====== Provided records

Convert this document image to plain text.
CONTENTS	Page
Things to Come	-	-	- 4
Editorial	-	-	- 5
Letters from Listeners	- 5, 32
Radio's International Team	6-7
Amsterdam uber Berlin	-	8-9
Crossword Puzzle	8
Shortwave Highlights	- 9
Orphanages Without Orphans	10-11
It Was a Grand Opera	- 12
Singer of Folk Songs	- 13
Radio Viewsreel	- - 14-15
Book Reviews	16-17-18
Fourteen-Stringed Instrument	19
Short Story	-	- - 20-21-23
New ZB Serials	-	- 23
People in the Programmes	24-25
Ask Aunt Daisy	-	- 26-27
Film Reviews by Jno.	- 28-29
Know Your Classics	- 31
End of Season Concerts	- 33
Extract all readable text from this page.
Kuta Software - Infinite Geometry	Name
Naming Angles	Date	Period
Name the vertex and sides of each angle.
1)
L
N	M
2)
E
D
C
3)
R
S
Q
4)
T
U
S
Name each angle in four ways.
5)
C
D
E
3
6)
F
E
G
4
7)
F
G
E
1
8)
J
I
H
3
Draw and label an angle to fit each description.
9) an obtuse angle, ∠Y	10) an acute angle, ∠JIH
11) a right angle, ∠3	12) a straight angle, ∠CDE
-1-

============

▶ **Directions for this task**: Using the records above, copy each line that contains "text".

▶ **Reply to the exercise**:
Convert this document image to plain text.
Extract all readable text from this page.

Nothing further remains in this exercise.